§ Material supplied:
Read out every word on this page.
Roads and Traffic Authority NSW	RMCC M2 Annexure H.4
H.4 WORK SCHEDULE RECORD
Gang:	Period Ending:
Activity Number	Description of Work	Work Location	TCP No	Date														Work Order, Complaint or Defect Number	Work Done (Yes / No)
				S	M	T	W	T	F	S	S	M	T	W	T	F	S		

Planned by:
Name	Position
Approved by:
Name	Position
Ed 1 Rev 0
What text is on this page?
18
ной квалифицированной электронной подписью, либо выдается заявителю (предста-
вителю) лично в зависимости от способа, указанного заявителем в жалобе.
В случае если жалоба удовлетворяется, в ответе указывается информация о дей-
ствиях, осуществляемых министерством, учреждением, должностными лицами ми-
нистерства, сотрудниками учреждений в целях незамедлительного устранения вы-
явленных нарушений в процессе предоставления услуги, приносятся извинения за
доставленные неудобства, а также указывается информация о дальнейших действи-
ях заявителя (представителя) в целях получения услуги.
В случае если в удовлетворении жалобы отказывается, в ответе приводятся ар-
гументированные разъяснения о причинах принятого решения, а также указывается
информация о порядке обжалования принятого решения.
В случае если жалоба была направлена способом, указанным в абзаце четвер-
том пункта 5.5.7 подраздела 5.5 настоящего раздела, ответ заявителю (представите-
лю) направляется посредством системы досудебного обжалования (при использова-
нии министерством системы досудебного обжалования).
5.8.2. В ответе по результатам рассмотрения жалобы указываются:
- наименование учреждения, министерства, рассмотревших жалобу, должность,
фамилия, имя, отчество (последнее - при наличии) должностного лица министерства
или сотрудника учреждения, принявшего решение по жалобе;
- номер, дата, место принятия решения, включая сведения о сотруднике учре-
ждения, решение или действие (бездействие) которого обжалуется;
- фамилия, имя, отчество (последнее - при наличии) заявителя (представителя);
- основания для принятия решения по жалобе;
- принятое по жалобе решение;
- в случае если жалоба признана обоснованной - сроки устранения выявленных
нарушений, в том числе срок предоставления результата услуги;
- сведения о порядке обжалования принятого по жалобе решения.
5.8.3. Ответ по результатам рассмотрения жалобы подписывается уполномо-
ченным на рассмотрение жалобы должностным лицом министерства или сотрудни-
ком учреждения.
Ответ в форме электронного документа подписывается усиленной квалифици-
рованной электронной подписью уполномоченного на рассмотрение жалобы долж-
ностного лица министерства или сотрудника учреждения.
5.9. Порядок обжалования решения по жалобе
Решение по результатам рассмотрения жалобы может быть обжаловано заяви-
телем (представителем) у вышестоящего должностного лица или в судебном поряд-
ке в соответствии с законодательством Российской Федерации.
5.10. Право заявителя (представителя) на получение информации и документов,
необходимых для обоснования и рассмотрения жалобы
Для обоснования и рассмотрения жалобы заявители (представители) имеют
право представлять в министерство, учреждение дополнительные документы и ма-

§ What the task asks: From the data above, show each line that contains "заявителя".

§ In response:
ях заявителя (представителя) в целях получения услуги.
- фамилия, имя, отчество (последнее - при наличии) заявителя (представителя);
5.10. Право заявителя (представителя) на получение информации и документов,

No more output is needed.